[Figure contents as structured data]
——————

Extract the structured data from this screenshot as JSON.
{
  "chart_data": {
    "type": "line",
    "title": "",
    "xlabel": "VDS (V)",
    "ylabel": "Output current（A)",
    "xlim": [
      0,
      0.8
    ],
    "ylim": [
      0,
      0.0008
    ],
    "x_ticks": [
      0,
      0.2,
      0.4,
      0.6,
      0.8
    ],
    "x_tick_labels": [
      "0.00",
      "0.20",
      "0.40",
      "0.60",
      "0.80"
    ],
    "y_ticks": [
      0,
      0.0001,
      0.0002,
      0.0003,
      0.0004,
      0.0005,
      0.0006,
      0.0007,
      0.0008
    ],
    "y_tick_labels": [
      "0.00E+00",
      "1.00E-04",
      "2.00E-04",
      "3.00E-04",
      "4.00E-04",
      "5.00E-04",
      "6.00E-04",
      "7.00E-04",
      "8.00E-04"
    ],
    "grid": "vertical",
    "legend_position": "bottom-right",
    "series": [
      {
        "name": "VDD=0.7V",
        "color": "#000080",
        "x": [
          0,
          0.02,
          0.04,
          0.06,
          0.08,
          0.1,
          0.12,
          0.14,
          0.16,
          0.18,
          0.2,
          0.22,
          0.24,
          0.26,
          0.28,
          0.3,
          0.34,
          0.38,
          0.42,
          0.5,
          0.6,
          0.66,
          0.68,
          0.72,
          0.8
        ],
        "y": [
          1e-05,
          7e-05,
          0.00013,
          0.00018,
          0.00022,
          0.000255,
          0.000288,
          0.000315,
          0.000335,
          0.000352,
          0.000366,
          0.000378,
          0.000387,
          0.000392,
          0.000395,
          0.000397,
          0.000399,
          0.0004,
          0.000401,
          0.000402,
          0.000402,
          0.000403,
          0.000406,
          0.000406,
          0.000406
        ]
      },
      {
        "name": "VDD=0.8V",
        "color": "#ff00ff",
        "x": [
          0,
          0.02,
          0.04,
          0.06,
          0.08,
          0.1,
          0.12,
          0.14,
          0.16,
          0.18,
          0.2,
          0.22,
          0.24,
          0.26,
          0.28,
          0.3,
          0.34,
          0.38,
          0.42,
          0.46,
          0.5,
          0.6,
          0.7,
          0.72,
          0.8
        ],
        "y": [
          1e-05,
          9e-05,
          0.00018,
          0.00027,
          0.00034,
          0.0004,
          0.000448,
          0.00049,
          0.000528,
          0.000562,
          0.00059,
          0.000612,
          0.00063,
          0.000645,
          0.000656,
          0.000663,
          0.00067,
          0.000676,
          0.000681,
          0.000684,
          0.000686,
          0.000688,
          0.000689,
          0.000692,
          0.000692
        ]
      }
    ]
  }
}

——————

● **TASK DESCRIPTION**: Repeat all the records. Match each line exactly.

● **WORKED ANSWER**:
Extract the structured data from this screenshot as JSON.
{
  "chart_data": {
    "type": "line",
    "title": "",
    "xlabel": "VDS (V)",
    "ylabel": "Output current（A)",
    "xlim": [
      0,
      0.8
    ],
    "ylim": [
      0,
      0.0008
    ],
    "x_ticks": [
      0,
      0.2,
      0.4,
      0.6,
      0.8
    ],
    "x_tick_labels": [
      "0.00",
      "0.20",
      "0.40",
      "0.60",
      "0.80"
    ],
    "y_ticks": [
      0,
      0.0001,
      0.0002,
      0.0003,
      0.0004,
      0.0005,
      0.0006,
      0.0007,
      0.0008
    ],
    "y_tick_labels": [
      "0.00E+00",
      "1.00E-04",
      "2.00E-04",
      "3.00E-04",
      "4.00E-04",
      "5.00E-04",
      "6.00E-04",
      "7.00E-04",
      "8.00E-04"
    ],
    "grid": "vertical",
    "legend_position": "bottom-right",
    "series": [
      {
        "name": "VDD=0.7V",
        "color": "#000080",
        "x": [
          0,
          0.02,
          0.04,
          0.06,
          0.08,
          0.1,
          0.12,
          0.14,
          0.16,
          0.18,
          0.2,
          0.22,
          0.24,
          0.26,
          0.28,
          0.3,
          0.34,
          0.38,
          0.42,
          0.5,
          0.6,
          0.66,
          0.68,
          0.72,
          0.8
        ],
        "y": [
          1e-05,
          7e-05,
          0.00013,
          0.00018,
          0.00022,
          0.000255,
          0.000288,
          0.000315,
          0.000335,
          0.000352,
          0.000366,
          0.000378,
          0.000387,
          0.000392,
          0.000395,
          0.000397,
          0.000399,
          0.0004,
          0.000401,
          0.000402,
          0.000402,
          0.000403,
          0.000406,
          0.000406,
          0.000406
        ]
      },
      {
        "name": "VDD=0.8V",
        "color": "#ff00ff",
        "x": [
          0,
          0.02,
          0.04,
          0.06,
          0.08,
          0.1,
          0.12,
          0.14,
          0.16,
          0.18,
          0.2,
          0.22,
          0.24,
          0.26,
          0.28,
          0.3,
          0.34,
          0.38,
          0.42,
          0.46,
          0.5,
          0.6,
          0.7,
          0.72,
          0.8
        ],
        "y": [
          1e-05,
          9e-05,
          0.00018,
          0.00027,
          0.00034,
          0.0004,
          0.000448,
          0.00049,
          0.000528,
          0.000562,
          0.00059,
          0.000612,
          0.00063,
          0.000645,
          0.000656,
          0.000663,
          0.00067,
          0.000676,
          0.000681,
          0.000684,
          0.000686,
          0.000688,
          0.000689,
          0.000692,
          0.000692
        ]
      }
    ]
  }
}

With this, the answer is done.